Given instruction:
Print every record below exactly as written.

Input material:

+-------+

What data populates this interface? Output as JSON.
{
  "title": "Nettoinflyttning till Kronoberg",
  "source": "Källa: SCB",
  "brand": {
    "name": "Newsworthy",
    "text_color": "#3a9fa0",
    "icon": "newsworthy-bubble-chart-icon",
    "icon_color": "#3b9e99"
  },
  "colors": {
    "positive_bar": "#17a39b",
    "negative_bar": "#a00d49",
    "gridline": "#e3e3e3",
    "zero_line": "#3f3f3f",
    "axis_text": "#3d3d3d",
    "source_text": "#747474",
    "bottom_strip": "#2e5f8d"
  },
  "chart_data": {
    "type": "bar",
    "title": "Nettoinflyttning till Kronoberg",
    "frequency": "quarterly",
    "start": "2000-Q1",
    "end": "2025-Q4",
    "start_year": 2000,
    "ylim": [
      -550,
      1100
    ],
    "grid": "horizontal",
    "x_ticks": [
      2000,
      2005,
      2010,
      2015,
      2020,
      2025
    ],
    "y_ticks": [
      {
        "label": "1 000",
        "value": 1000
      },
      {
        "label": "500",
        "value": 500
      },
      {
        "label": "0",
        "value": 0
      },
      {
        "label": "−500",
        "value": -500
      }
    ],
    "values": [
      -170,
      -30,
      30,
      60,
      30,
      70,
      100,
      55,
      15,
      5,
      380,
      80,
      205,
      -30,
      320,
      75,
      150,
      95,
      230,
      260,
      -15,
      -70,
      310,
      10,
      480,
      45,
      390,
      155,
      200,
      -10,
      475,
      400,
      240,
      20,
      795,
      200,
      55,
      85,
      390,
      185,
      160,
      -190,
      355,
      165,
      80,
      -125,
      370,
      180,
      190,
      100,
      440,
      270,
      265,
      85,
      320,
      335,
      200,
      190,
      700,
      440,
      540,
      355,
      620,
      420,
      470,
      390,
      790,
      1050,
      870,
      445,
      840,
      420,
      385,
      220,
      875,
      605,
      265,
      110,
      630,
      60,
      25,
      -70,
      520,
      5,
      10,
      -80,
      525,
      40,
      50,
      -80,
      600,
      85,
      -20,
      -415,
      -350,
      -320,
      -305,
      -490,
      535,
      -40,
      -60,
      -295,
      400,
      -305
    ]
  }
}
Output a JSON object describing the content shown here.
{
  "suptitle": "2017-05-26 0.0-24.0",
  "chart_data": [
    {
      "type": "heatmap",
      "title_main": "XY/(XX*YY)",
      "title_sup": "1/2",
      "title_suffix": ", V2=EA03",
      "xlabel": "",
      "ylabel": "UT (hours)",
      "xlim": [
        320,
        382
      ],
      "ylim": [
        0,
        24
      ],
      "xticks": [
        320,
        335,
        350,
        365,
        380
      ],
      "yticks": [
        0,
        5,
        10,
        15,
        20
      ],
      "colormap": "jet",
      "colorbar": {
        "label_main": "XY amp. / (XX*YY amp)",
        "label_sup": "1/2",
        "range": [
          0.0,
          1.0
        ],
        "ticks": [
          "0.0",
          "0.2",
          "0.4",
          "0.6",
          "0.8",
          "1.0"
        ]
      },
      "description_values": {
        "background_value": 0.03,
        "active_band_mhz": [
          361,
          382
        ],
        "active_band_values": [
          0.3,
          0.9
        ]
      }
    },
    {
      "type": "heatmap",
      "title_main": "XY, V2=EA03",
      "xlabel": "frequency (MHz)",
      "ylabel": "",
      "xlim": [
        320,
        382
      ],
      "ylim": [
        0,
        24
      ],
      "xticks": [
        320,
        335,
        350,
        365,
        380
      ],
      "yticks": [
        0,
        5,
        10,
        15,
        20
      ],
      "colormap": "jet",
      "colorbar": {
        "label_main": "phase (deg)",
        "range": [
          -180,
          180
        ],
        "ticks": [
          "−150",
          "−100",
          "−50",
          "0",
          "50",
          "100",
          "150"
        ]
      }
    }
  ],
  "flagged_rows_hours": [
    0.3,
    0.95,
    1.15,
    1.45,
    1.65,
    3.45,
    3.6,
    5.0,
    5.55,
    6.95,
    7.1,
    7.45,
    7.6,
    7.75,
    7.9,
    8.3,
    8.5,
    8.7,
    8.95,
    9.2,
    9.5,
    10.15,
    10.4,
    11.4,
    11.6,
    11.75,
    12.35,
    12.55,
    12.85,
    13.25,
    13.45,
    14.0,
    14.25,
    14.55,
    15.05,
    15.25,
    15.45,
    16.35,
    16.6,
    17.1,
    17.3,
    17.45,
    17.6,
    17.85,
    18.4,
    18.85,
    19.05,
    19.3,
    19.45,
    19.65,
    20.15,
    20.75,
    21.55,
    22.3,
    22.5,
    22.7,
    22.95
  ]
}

+-------+

Response:
What data populates this interface? Output as JSON.
{
  "title": "Nettoinflyttning till Kronoberg",
  "source": "Källa: SCB",
  "brand": {
    "name": "Newsworthy",
    "text_color": "#3a9fa0",
    "icon": "newsworthy-bubble-chart-icon",
    "icon_color": "#3b9e99"
  },
  "colors": {
    "positive_bar": "#17a39b",
    "negative_bar": "#a00d49",
    "gridline": "#e3e3e3",
    "zero_line": "#3f3f3f",
    "axis_text": "#3d3d3d",
    "source_text": "#747474",
    "bottom_strip": "#2e5f8d"
  },
  "chart_data": {
    "type": "bar",
    "title": "Nettoinflyttning till Kronoberg",
    "frequency": "quarterly",
    "start": "2000-Q1",
    "end": "2025-Q4",
    "start_year": 2000,
    "ylim": [
      -550,
      1100
    ],
    "grid": "horizontal",
    "x_ticks": [
      2000,
      2005,
      2010,
      2015,
      2020,
      2025
    ],
    "y_ticks": [
      {
        "label": "1 000",
        "value": 1000
      },
      {
        "label": "500",
        "value": 500
      },
      {
        "label": "0",
        "value": 0
      },
      {
        "label": "−500",
        "value": -500
      }
    ],
    "values": [
      -170,
      -30,
      30,
      60,
      30,
      70,
      100,
      55,
      15,
      5,
      380,
      80,
      205,
      -30,
      320,
      75,
      150,
      95,
      230,
      260,
      -15,
      -70,
      310,
      10,
      480,
      45,
      390,
      155,
      200,
      -10,
      475,
      400,
      240,
      20,
      795,
      200,
      55,
      85,
      390,
      185,
      160,
      -190,
      355,
      165,
      80,
      -125,
      370,
      180,
      190,
      100,
      440,
      270,
      265,
      85,
      320,
      335,
      200,
      190,
      700,
      440,
      540,
      355,
      620,
      420,
      470,
      390,
      790,
      1050,
      870,
      445,
      840,
      420,
      385,
      220,
      875,
      605,
      265,
      110,
      630,
      60,
      25,
      -70,
      520,
      5,
      10,
      -80,
      525,
      40,
      50,
      -80,
      600,
      85,
      -20,
      -415,
      -350,
      -320,
      -305,
      -490,
      535,
      -40,
      -60,
      -295,
      400,
      -305
    ]
  }
}
Output a JSON object describing the content shown here.
{
  "suptitle": "2017-05-26 0.0-24.0",
  "chart_data": [
    {
      "type": "heatmap",
      "title_main": "XY/(XX*YY)",
      "title_sup": "1/2",
      "title_suffix": ", V2=EA03",
      "xlabel": "",
      "ylabel": "UT (hours)",
      "xlim": [
        320,
        382
      ],
      "ylim": [
        0,
        24
      ],
      "xticks": [
        320,
        335,
        350,
        365,
        380
      ],
      "yticks": [
        0,
        5,
        10,
        15,
        20
      ],
      "colormap": "jet",
      "colorbar": {
        "label_main": "XY amp. / (XX*YY amp)",
        "label_sup": "1/2",
        "range": [
          0.0,
          1.0
        ],
        "ticks": [
          "0.0",
          "0.2",
          "0.4",
          "0.6",
          "0.8",
          "1.0"
        ]
      },
      "description_values": {
        "background_value": 0.03,
        "active_band_mhz": [
          361,
          382
        ],
        "active_band_values": [
          0.3,
          0.9
        ]
      }
    },
    {
      "type": "heatmap",
      "title_main": "XY, V2=EA03",
      "xlabel": "frequency (MHz)",
      "ylabel": "",
      "xlim": [
        320,
        382
      ],
      "ylim": [
        0,
        24
      ],
      "xticks": [
        320,
        335,
        350,
        365,
        380
      ],
      "yticks": [
        0,
        5,
        10,
        15,
        20
      ],
      "colormap": "jet",
      "colorbar": {
        "label_main": "phase (deg)",
        "range": [
          -180,
          180
        ],
        "ticks": [
          "−150",
          "−100",
          "−50",
          "0",
          "50",
          "100",
          "150"
        ]
      }
    }
  ],
  "flagged_rows_hours": [
    0.3,
    0.95,
    1.15,
    1.45,
    1.65,
    3.45,
    3.6,
    5.0,
    5.55,
    6.95,
    7.1,
    7.45,
    7.6,
    7.75,
    7.9,
    8.3,
    8.5,
    8.7,
    8.95,
    9.2,
    9.5,
    10.15,
    10.4,
    11.4,
    11.6,
    11.75,
    12.35,
    12.55,
    12.85,
    13.25,
    13.45,
    14.0,
    14.25,
    14.55,
    15.05,
    15.25,
    15.45,
    16.35,
    16.6,
    17.1,
    17.3,
    17.45,
    17.6,
    17.85,
    18.4,
    18.85,
    19.05,
    19.3,
    19.45,
    19.65,
    20.15,
    20.75,
    21.55,
    22.3,
    22.5,
    22.7,
    22.95
  ]
}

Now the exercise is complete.